▶ _Requirements_: Please state how many lines in the records contain the string "grid", with no words besides the number.

begin Data entries

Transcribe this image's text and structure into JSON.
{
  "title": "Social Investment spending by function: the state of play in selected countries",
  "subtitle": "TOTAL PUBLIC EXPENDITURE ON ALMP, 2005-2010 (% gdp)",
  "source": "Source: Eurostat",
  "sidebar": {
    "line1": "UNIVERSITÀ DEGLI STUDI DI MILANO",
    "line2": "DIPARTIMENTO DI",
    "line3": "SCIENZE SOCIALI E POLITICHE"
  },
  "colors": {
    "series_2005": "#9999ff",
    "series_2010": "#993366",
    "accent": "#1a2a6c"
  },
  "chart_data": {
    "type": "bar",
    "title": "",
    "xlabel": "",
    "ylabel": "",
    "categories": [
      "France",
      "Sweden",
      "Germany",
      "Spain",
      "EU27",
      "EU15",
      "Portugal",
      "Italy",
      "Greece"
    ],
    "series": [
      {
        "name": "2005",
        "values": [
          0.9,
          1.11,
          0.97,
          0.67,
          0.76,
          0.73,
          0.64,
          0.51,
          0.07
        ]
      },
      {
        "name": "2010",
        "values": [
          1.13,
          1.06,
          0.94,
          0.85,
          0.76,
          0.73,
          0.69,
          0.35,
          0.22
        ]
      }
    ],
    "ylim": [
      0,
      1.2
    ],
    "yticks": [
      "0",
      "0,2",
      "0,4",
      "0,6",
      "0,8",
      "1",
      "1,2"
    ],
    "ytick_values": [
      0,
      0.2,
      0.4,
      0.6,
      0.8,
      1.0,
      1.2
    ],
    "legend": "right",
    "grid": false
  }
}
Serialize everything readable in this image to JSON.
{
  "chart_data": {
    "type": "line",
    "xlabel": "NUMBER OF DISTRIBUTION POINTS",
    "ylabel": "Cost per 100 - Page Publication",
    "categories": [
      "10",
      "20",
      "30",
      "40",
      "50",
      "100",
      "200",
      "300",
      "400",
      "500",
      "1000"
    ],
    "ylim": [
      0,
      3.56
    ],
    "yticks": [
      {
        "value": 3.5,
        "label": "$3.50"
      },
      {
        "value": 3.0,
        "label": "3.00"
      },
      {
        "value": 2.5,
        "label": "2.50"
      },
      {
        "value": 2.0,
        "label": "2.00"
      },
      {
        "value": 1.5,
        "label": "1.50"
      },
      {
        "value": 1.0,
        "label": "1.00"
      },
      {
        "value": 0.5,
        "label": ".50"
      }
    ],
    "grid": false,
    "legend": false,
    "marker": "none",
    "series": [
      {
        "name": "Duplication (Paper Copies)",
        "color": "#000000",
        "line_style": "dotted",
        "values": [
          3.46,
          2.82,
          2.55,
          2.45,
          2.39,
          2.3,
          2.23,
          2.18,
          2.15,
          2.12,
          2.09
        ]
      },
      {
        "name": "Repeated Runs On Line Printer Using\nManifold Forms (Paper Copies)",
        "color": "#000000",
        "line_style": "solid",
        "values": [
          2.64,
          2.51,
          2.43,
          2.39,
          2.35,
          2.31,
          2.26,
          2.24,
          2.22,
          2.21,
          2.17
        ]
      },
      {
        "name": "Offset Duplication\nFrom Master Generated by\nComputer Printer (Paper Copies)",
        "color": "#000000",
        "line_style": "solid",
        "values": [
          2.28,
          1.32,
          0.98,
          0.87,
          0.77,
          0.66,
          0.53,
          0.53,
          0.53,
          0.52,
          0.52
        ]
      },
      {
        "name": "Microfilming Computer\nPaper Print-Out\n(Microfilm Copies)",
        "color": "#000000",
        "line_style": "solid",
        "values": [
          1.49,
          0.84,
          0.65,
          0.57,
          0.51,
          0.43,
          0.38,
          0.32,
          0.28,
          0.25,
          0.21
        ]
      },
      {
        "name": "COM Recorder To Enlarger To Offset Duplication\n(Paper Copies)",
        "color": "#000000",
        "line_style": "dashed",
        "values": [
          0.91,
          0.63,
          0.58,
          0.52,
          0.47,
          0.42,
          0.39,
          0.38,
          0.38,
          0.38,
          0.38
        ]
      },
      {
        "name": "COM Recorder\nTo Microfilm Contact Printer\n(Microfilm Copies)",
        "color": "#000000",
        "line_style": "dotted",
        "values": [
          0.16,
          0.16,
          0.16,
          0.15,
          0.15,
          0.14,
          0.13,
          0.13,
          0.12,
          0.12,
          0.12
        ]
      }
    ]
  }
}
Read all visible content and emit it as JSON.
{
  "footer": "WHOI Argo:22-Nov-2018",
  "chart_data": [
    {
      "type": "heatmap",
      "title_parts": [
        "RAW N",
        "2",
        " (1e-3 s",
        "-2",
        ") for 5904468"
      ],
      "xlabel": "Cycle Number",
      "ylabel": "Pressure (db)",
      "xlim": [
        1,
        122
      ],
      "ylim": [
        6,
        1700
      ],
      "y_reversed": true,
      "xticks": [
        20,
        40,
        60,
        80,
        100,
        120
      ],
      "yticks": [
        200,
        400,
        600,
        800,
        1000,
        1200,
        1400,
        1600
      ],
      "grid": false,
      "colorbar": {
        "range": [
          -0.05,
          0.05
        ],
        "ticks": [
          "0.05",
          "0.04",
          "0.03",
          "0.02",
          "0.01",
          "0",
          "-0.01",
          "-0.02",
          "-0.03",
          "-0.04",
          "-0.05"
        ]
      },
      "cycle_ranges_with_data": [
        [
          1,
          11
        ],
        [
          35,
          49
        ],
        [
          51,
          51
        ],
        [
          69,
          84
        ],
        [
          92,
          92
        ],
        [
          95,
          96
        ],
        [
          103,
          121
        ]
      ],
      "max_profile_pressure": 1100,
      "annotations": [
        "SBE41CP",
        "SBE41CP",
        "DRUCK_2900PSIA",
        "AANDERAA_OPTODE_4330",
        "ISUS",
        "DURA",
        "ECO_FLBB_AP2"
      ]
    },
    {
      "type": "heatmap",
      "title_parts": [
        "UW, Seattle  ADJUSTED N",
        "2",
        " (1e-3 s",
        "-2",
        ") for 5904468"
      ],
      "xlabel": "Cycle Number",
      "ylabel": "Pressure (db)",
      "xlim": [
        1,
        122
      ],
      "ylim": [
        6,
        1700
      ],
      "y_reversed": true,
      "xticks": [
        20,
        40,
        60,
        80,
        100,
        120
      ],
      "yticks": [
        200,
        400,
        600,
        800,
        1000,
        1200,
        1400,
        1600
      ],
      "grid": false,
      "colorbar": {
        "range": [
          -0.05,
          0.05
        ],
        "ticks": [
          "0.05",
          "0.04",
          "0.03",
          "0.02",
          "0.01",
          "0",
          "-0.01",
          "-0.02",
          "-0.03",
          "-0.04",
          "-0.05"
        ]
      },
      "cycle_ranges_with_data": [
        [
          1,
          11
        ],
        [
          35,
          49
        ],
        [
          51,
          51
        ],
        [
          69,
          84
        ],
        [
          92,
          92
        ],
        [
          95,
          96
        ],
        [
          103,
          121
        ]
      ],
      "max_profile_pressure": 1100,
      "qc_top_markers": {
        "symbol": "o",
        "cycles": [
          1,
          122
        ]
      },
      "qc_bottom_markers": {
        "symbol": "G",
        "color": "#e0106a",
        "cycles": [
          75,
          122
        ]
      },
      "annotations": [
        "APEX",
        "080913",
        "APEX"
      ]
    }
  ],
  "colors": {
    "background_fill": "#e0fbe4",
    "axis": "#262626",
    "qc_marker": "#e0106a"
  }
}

end Data entries

▶ _Solution for this problem_: 4